* _What you are asked to do_: Your task is to give the listing below back word for word, pictures excluded.

────────────────────

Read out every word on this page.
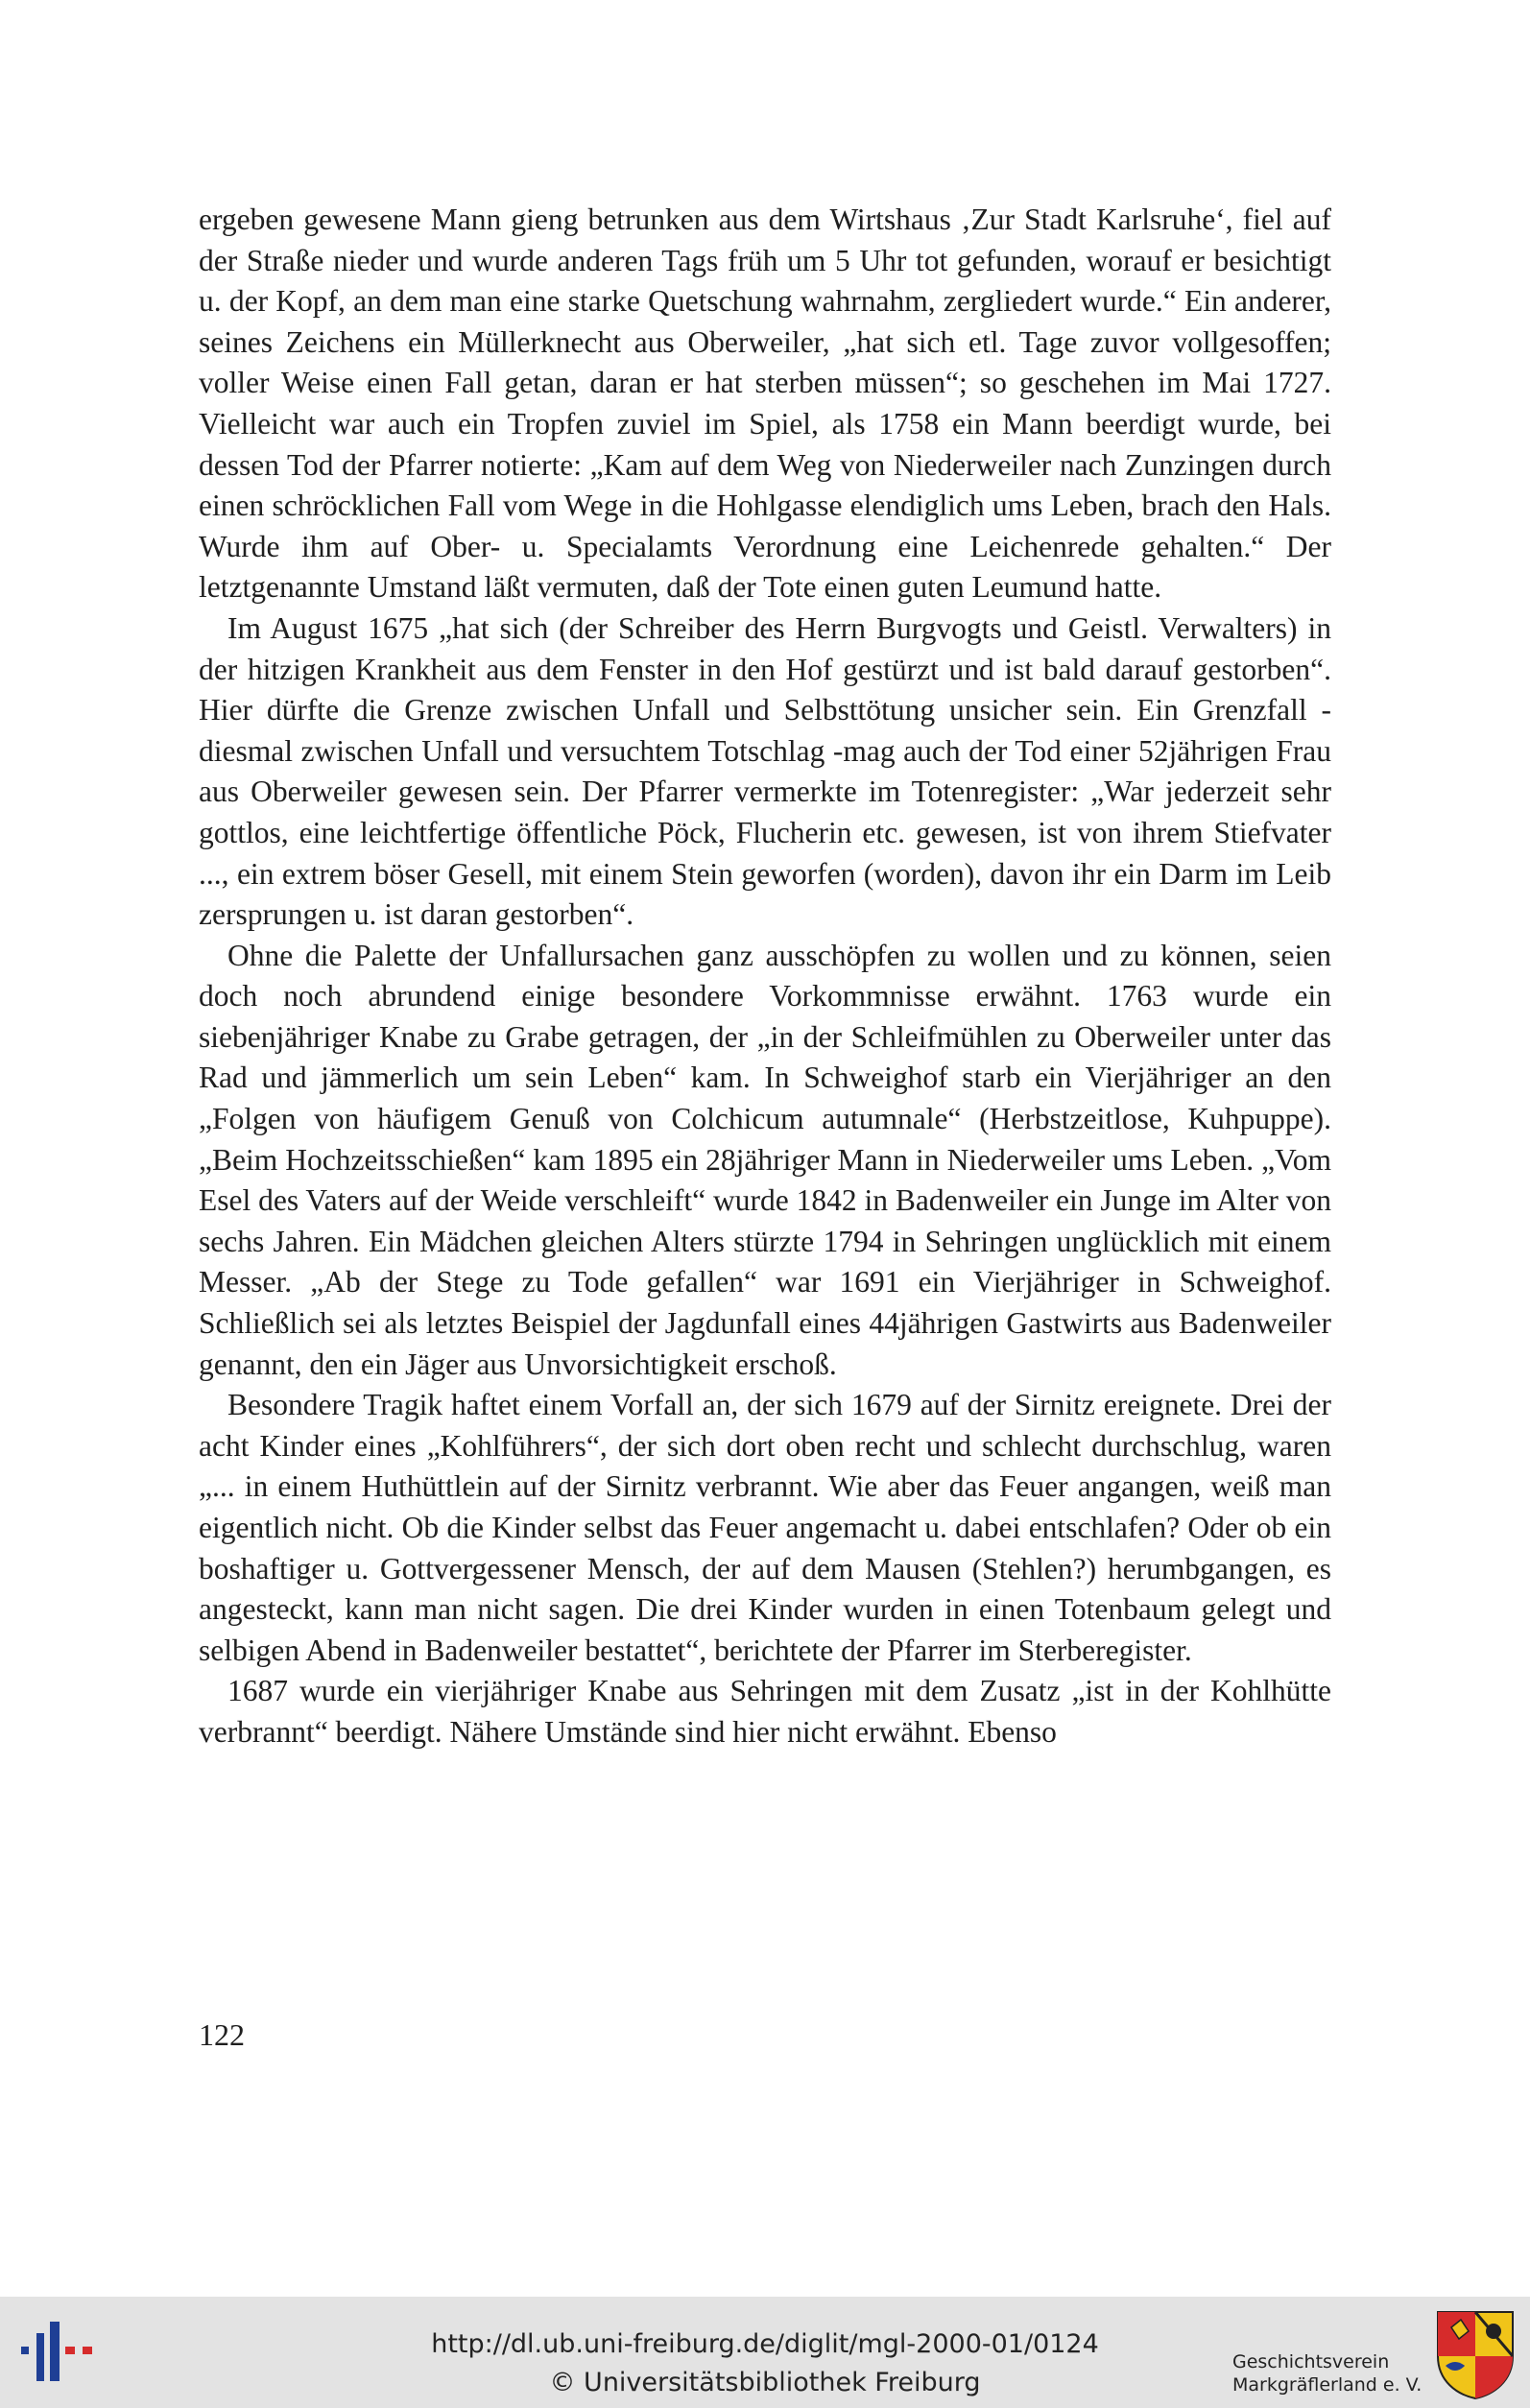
ergeben gewesene Mann gieng betrunken aus dem Wirtshaus ‚Zur Stadt Karlsruhe‘, fiel auf der Straße nieder und wurde anderen Tags früh um 5 Uhr tot gefunden, worauf er besichtigt u. der Kopf, an dem man eine starke Quetschung wahrnahm, zergliedert wurde.“ Ein anderer, seines Zeichens ein Müllerknecht aus Oberweiler, „hat sich etl. Tage zuvor vollgesoffen; voller Weise einen Fall getan, daran er hat sterben müssen“; so geschehen im Mai 1727. Vielleicht war auch ein Tropfen zuviel im Spiel, als 1758 ein Mann beerdigt wurde, bei dessen Tod der Pfarrer notierte: „Kam auf dem Weg von Niederweiler nach Zunzingen durch einen schröcklichen Fall vom Wege in die Hohlgasse elendiglich ums Leben, brach den Hals. Wurde ihm auf Ober- u. Specialamts Verordnung eine Leichenrede gehalten.“ Der letztgenannte Umstand läßt vermuten, daß der Tote einen guten Leumund hatte.

Im August 1675 „hat sich (der Schreiber des Herrn Burgvogts und Geistl. Verwalters) in der hitzigen Krankheit aus dem Fenster in den Hof gestürzt und ist bald darauf gestorben“. Hier dürfte die Grenze zwischen Unfall und Selbsttötung unsicher sein. Ein Grenzfall - diesmal zwischen Unfall und versuchtem Totschlag -mag auch der Tod einer 52jährigen Frau aus Oberweiler gewesen sein. Der Pfarrer vermerkte im Totenregister: „War jederzeit sehr gottlos, eine leichtfertige öffentliche Pöck, Flucherin etc. gewesen, ist von ihrem Stiefvater ..., ein extrem böser Gesell, mit einem Stein geworfen (worden), davon ihr ein Darm im Leib zersprungen u. ist daran gestorben“.

Ohne die Palette der Unfallursachen ganz ausschöpfen zu wollen und zu können, seien doch noch abrundend einige besondere Vorkommnisse erwähnt. 1763 wurde ein siebenjähriger Knabe zu Grabe getragen, der „in der Schleifmühlen zu Oberweiler unter das Rad und jämmerlich um sein Leben“ kam. In Schweighof starb ein Vierjähriger an den „Folgen von häufigem Genuß von Colchicum autumnale“ (Herbstzeitlose, Kuhpuppe). „Beim Hochzeitsschießen“ kam 1895 ein 28jähriger Mann in Niederweiler ums Leben. „Vom Esel des Vaters auf der Weide verschleift“ wurde 1842 in Badenweiler ein Junge im Alter von sechs Jahren. Ein Mädchen gleichen Alters stürzte 1794 in Sehringen unglücklich mit einem Messer. „Ab der Stege zu Tode gefallen“ war 1691 ein Vierjähriger in Schweighof. Schließlich sei als letztes Beispiel der Jagdunfall eines 44jährigen Gastwirts aus Badenweiler genannt, den ein Jäger aus Unvorsichtigkeit erschoß.

Besondere Tragik haftet einem Vorfall an, der sich 1679 auf der Sirnitz ereignete. Drei der acht Kinder eines „Kohlführers“, der sich dort oben recht und schlecht durchschlug, waren „... in einem Huthüttlein auf der Sirnitz verbrannt. Wie aber das Feuer angangen, weiß man eigentlich nicht. Ob die Kinder selbst das Feuer angemacht u. dabei entschlafen? Oder ob ein boshaftiger u. Gottvergessener Mensch, der auf dem Mausen (Stehlen?) herumbgangen, es angesteckt, kann man nicht sagen. Die drei Kinder wurden in einen Totenbaum gelegt und selbigen Abend in Badenweiler bestattet“, berichtete der Pfarrer im Sterberegister.

1687 wurde ein vierjähriger Knabe aus Sehringen mit dem Zusatz „ist in der Kohlhütte verbrannt“ beerdigt. Nähere Umstände sind hier nicht erwähnt. Ebenso

122
http://dl.ub.uni-freiburg.de/diglit/mgl-2000-01/0124
© Universitätsbibliothek Freiburg
Geschichtsverein
Markgräflerland e. V.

────────────────────

* _Worked answer_:
Read out every word on this page.
ergeben gewesene Mann gieng betrunken aus dem Wirtshaus ‚Zur Stadt Karlsruhe‘, fiel auf der Straße nieder und wurde anderen Tags früh um 5 Uhr tot gefunden, worauf er besichtigt u. der Kopf, an dem man eine starke Quetschung wahrnahm, zergliedert wurde.“ Ein anderer, seines Zeichens ein Müllerknecht aus Oberweiler, „hat sich etl. Tage zuvor vollgesoffen; voller Weise einen Fall getan, daran er hat sterben müssen“; so geschehen im Mai 1727. Vielleicht war auch ein Tropfen zuviel im Spiel, als 1758 ein Mann beerdigt wurde, bei dessen Tod der Pfarrer notierte: „Kam auf dem Weg von Niederweiler nach Zunzingen durch einen schröcklichen Fall vom Wege in die Hohlgasse elendiglich ums Leben, brach den Hals. Wurde ihm auf Ober- u. Specialamts Verordnung eine Leichenrede gehalten.“ Der letztgenannte Umstand läßt vermuten, daß der Tote einen guten Leumund hatte.

Im August 1675 „hat sich (der Schreiber des Herrn Burgvogts und Geistl. Verwalters) in der hitzigen Krankheit aus dem Fenster in den Hof gestürzt und ist bald darauf gestorben“. Hier dürfte die Grenze zwischen Unfall und Selbsttötung unsicher sein. Ein Grenzfall - diesmal zwischen Unfall und versuchtem Totschlag -mag auch der Tod einer 52jährigen Frau aus Oberweiler gewesen sein. Der Pfarrer vermerkte im Totenregister: „War jederzeit sehr gottlos, eine leichtfertige öffentliche Pöck, Flucherin etc. gewesen, ist von ihrem Stiefvater ..., ein extrem böser Gesell, mit einem Stein geworfen (worden), davon ihr ein Darm im Leib zersprungen u. ist daran gestorben“.

Ohne die Palette der Unfallursachen ganz ausschöpfen zu wollen und zu können, seien doch noch abrundend einige besondere Vorkommnisse erwähnt. 1763 wurde ein siebenjähriger Knabe zu Grabe getragen, der „in der Schleifmühlen zu Oberweiler unter das Rad und jämmerlich um sein Leben“ kam. In Schweighof starb ein Vierjähriger an den „Folgen von häufigem Genuß von Colchicum autumnale“ (Herbstzeitlose, Kuhpuppe). „Beim Hochzeitsschießen“ kam 1895 ein 28jähriger Mann in Niederweiler ums Leben. „Vom Esel des Vaters auf der Weide verschleift“ wurde 1842 in Badenweiler ein Junge im Alter von sechs Jahren. Ein Mädchen gleichen Alters stürzte 1794 in Sehringen unglücklich mit einem Messer. „Ab der Stege zu Tode gefallen“ war 1691 ein Vierjähriger in Schweighof. Schließlich sei als letztes Beispiel der Jagdunfall eines 44jährigen Gastwirts aus Badenweiler genannt, den ein Jäger aus Unvorsichtigkeit erschoß.

Besondere Tragik haftet einem Vorfall an, der sich 1679 auf der Sirnitz ereignete. Drei der acht Kinder eines „Kohlführers“, der sich dort oben recht und schlecht durchschlug, waren „... in einem Huthüttlein auf der Sirnitz verbrannt. Wie aber das Feuer angangen, weiß man eigentlich nicht. Ob die Kinder selbst das Feuer angemacht u. dabei entschlafen? Oder ob ein boshaftiger u. Gottvergessener Mensch, der auf dem Mausen (Stehlen?) herumbgangen, es angesteckt, kann man nicht sagen. Die drei Kinder wurden in einen Totenbaum gelegt und selbigen Abend in Badenweiler bestattet“, berichtete der Pfarrer im Sterberegister.

1687 wurde ein vierjähriger Knabe aus Sehringen mit dem Zusatz „ist in der Kohlhütte verbrannt“ beerdigt. Nähere Umstände sind hier nicht erwähnt. Ebenso

122
http://dl.ub.uni-freiburg.de/diglit/mgl-2000-01/0124
© Universitätsbibliothek Freiburg
Geschichtsverein
Markgräflerland e. V.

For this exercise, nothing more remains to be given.